Extract every entry word for word. Skip the pictures.
>>
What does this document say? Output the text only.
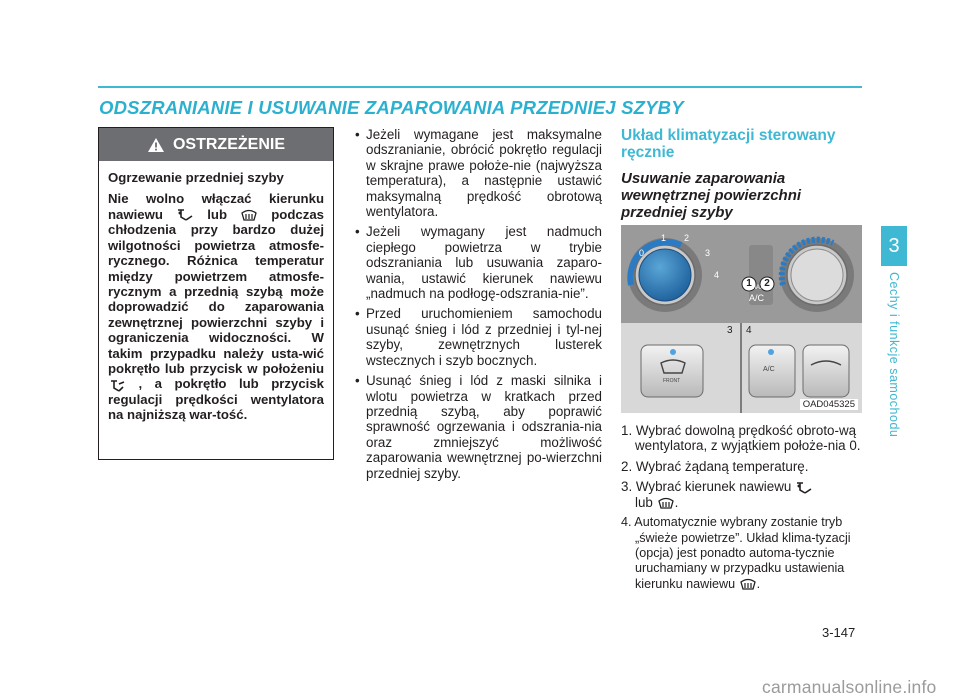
ODSZRANIANIE I USUWANIE ZAPAROWANIA PRZEDNIEJ SZYBY
OSTRZEŻENIE

Ogrzewanie przedniej szyby

Nie wolno włączać kierunku nawiewu	lub	podczas chłodzenia przy bardzo dużej wilgotności powietrza atmosfe-rycznego. Różnica temperatur między powietrzem atmosfe-rycznym a przednią szybą może doprowadzić do zaparowania zewnętrznej powierzchni szyby i ograniczenia widoczności. W takim przypadku należy usta-wić pokrętło lub przycisk w położeniu  , a pokrętło lub przycisk regulacji prędkości wentylatora na najniższą war-tość.

• Jeżeli wymagane jest maksymalne odszranianie, obrócić pokrętło regulacji w skrajne prawe położe-nie (najwyższa temperatura), a następnie ustawić maksymalną prędkość obrotową wentylatora.

• Jeżeli wymagany jest nadmuch ciepłego powietrza w trybie odszraniania lub usuwania zaparo-wania, ustawić kierunek nawiewu „nadmuch na podłogę-odszrania-nie”.

• Przed uruchomieniem samochodu usunąć śnieg i lód z przedniej i tyl-nej szyby, zewnętrznych lusterek wstecznych i szyb bocznych.

• Usunąć śnieg i lód z maski silnika i wlotu powietrza w kratkach przed przednią szybą, aby poprawić sprawność ogrzewania i odszrania-nia oraz zmniejszyć możliwość zaparowania wewnętrznej po-wierzchni przedniej szyby.

Układ klimatyzacji sterowany ręcznie

Usuwanie zaparowania wewnętrznej powierzchni przedniej szyby

0
1 2
3
4
MAX
A/C
1 2
3 4
FRONT
A/C
OAD045325

1. Wybrać dowolną prędkość obroto-wą wentylatora, z wyjątkiem położe-nia 0.

2. Wybrać żądaną temperaturę.

3. Wybrać kierunek nawiewu
lub .

4. Automatycznie wybrany zostanie tryb „świeże powietrze”. Układ klima-tyzacji (opcja) jest ponadto automa-tycznie uruchamiany w przypadku ustawienia kierunku nawiewu .

3
Cechy i funkcje samochodu
3-147
carmanualsonline.info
<<
Worked answer:
What does this document say? Output the text only.
ODSZRANIANIE I USUWANIE ZAPAROWANIA PRZEDNIEJ SZYBY
OSTRZEŻENIE

Ogrzewanie przedniej szyby

Nie wolno włączać kierunku nawiewu	lub	podczas chłodzenia przy bardzo dużej wilgotności powietrza atmosfe-rycznego. Różnica temperatur między powietrzem atmosfe-rycznym a przednią szybą może doprowadzić do zaparowania zewnętrznej powierzchni szyby i ograniczenia widoczności. W takim przypadku należy usta-wić pokrętło lub przycisk w położeniu  , a pokrętło lub przycisk regulacji prędkości wentylatora na najniższą war-tość.

• Jeżeli wymagane jest maksymalne odszranianie, obrócić pokrętło regulacji w skrajne prawe położe-nie (najwyższa temperatura), a następnie ustawić maksymalną prędkość obrotową wentylatora.

• Jeżeli wymagany jest nadmuch ciepłego powietrza w trybie odszraniania lub usuwania zaparo-wania, ustawić kierunek nawiewu „nadmuch na podłogę-odszrania-nie”.

• Przed uruchomieniem samochodu usunąć śnieg i lód z przedniej i tyl-nej szyby, zewnętrznych lusterek wstecznych i szyb bocznych.

• Usunąć śnieg i lód z maski silnika i wlotu powietrza w kratkach przed przednią szybą, aby poprawić sprawność ogrzewania i odszrania-nia oraz zmniejszyć możliwość zaparowania wewnętrznej po-wierzchni przedniej szyby.

Układ klimatyzacji sterowany ręcznie

Usuwanie zaparowania wewnętrznej powierzchni przedniej szyby

0
1 2
3
4
MAX
A/C
1 2
3 4
FRONT
A/C
OAD045325

1. Wybrać dowolną prędkość obroto-wą wentylatora, z wyjątkiem położe-nia 0.

2. Wybrać żądaną temperaturę.

3. Wybrać kierunek nawiewu
lub .

4. Automatycznie wybrany zostanie tryb „świeże powietrze”. Układ klima-tyzacji (opcja) jest ponadto automa-tycznie uruchamiany w przypadku ustawienia kierunku nawiewu .

3
Cechy i funkcje samochodu
3-147
carmanualsonline.info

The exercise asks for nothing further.